| Exercise objective |
Each entry should be quoted word for word, including every mark of punctuation.
+++
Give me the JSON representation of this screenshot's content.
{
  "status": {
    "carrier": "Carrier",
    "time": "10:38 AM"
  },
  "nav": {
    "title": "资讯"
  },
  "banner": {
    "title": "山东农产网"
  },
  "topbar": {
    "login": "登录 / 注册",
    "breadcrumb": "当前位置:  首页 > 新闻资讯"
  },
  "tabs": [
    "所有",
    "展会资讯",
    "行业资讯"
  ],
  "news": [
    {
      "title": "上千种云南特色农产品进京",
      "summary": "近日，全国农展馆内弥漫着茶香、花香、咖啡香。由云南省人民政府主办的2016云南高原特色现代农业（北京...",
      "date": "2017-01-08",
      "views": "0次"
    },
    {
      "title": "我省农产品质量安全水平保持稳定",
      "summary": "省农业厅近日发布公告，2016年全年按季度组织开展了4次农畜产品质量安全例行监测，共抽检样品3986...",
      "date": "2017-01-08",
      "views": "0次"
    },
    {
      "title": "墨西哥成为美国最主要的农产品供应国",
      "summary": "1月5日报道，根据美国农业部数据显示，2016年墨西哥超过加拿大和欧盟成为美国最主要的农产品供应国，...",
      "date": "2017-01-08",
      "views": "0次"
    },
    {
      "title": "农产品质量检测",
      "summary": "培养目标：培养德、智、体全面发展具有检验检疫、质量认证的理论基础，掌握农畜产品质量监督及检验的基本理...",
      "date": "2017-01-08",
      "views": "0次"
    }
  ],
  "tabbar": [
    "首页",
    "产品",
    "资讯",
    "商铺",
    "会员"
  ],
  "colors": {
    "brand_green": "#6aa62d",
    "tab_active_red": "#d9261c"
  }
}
+++
| Expected answer |
Give me the JSON representation of this screenshot's content.
{
  "status": {
    "carrier": "Carrier",
    "time": "10:38 AM"
  },
  "nav": {
    "title": "资讯"
  },
  "banner": {
    "title": "山东农产网"
  },
  "topbar": {
    "login": "登录 / 注册",
    "breadcrumb": "当前位置:  首页 > 新闻资讯"
  },
  "tabs": [
    "所有",
    "展会资讯",
    "行业资讯"
  ],
  "news": [
    {
      "title": "上千种云南特色农产品进京",
      "summary": "近日，全国农展馆内弥漫着茶香、花香、咖啡香。由云南省人民政府主办的2016云南高原特色现代农业（北京...",
      "date": "2017-01-08",
      "views": "0次"
    },
    {
      "title": "我省农产品质量安全水平保持稳定",
      "summary": "省农业厅近日发布公告，2016年全年按季度组织开展了4次农畜产品质量安全例行监测，共抽检样品3986...",
      "date": "2017-01-08",
      "views": "0次"
    },
    {
      "title": "墨西哥成为美国最主要的农产品供应国",
      "summary": "1月5日报道，根据美国农业部数据显示，2016年墨西哥超过加拿大和欧盟成为美国最主要的农产品供应国，...",
      "date": "2017-01-08",
      "views": "0次"
    },
    {
      "title": "农产品质量检测",
      "summary": "培养目标：培养德、智、体全面发展具有检验检疫、质量认证的理论基础，掌握农畜产品质量监督及检验的基本理...",
      "date": "2017-01-08",
      "views": "0次"
    }
  ],
  "tabbar": [
    "首页",
    "产品",
    "资讯",
    "商铺",
    "会员"
  ],
  "colors": {
    "brand_green": "#6aa62d",
    "tab_active_red": "#d9261c"
  }
}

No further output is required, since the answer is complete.